» Texto seleccionado
++++++
No se puede olvidar, digo a
Zalabardo, que el andaluz, dialecto del castellano (pese a lo que digan muchos
ignorantes), quizá se caracterice más por su fonética y su sintaxis que por su
léxico. Aparte de que, con los medios de hoy (y esto sucede en todas partes)
caminamos hacia un léxico más neutro, más general. ¿Más pobre? Eso ya no me
atrevo a afirmarlo. El léxico andaluz, no obstante, ha conservado muchos
arcaísmos (atacarse, ‘abrocharse’, que perdura en el léxico taurino; cabero,
‘último’, recogido ya por Nebrija,
de quien lo toma Covarrubias; casapuerta,
‘zaguán’, sobre la que en El celoso extremeño, de Cervantes, leemos: En el portal de la calle, que en
Sevilla llaman casapuerta…
También en Cádiz usan la palabra. Como conserva arabismos: El Diccionario
de Autoridades recoge alcaucil, alcarcil o alcacil
y dice: ‘llaman con estos nombres en Andalucía a la alcachofa’. Añado que también
la llaman arcaucil y arcucil. Hay creaciones muy
expresivas, como ser un fuguillas, ‘persona vivaracha e inquieta’
o quedarse para el poyetón, ‘quedarse soltero’. Hay gran riqueza de localismos: el
catalanismo sardinel nos lo encontramos como graílla, serviguera,
trancón,
rebate,
tengañé,
escalón…
o el popular botijo aparece como pipo, cachucho, nomames
y no sé cuántas formas más (leo que don Manuel
Alvar recopiló veintiocho en su ALEA). Salmorejo es una palabra
castellana, aunque el salmorejo cordobés sea peculiar. Sin
embargo, tienen más raíz andaluza otros términos, como ardoria, porra,
zoque,
coña
o carnerete,
que son variedades de salmorejo de distintas localidades.
++++++
» Datos

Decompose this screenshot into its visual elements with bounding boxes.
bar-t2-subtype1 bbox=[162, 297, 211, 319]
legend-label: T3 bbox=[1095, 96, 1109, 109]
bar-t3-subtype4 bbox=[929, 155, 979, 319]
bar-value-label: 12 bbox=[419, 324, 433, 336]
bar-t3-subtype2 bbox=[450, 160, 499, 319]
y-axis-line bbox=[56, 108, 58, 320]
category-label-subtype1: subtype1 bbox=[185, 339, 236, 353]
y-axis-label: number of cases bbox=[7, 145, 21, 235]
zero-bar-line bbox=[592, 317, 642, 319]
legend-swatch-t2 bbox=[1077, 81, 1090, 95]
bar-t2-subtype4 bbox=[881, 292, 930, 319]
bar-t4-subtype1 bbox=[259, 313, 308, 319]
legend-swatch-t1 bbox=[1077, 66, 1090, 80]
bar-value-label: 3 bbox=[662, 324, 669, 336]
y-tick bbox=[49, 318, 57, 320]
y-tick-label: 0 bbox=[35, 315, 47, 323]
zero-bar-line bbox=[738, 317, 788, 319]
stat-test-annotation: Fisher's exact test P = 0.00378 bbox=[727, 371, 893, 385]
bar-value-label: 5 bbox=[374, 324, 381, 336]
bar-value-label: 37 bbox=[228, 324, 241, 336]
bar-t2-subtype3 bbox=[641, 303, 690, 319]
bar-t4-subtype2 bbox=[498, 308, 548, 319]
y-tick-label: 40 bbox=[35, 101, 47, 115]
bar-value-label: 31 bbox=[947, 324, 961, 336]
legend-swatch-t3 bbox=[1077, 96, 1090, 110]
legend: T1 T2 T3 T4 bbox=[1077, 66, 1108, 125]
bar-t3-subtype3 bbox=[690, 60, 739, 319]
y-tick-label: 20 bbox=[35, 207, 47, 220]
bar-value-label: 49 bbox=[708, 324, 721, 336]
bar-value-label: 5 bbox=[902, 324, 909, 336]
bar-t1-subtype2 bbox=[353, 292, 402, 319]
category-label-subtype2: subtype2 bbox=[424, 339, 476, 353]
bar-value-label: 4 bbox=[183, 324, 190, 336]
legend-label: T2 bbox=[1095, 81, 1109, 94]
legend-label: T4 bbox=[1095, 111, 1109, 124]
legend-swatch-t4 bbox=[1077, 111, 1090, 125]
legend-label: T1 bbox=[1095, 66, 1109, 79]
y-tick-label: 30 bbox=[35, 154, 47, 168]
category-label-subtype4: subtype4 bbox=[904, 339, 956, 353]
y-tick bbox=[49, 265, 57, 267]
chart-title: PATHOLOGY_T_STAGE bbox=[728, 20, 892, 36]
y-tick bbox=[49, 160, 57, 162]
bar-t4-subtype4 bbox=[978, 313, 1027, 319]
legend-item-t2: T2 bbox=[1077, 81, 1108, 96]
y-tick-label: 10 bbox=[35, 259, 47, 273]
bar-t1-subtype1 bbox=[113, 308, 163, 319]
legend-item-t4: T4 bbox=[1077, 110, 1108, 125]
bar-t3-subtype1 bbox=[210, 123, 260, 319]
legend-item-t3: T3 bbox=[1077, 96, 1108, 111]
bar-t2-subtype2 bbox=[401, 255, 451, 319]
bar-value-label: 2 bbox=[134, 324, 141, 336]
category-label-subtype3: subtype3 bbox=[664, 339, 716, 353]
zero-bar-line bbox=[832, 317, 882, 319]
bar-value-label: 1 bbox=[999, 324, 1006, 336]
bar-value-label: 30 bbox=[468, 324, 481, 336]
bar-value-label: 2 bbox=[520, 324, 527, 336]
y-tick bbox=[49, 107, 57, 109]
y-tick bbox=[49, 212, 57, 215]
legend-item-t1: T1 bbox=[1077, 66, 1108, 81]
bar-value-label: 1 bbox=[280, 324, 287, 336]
++++++
» Objetivo declarado
Devuelve, copiado literalmente, todo lo que va desde "No se puede" hasta "en todas partes)" en el texto sobre el léxico andaluz.

» Respuesta
No se puede olvidar, digo a
Zalabardo, que el andaluz, dialecto del castellano (pese a lo que digan muchos
ignorantes), quizá se caracterice más por su fonética y su sintaxis que por su
léxico. Aparte de que, con los medios de hoy (y esto sucede en todas partes)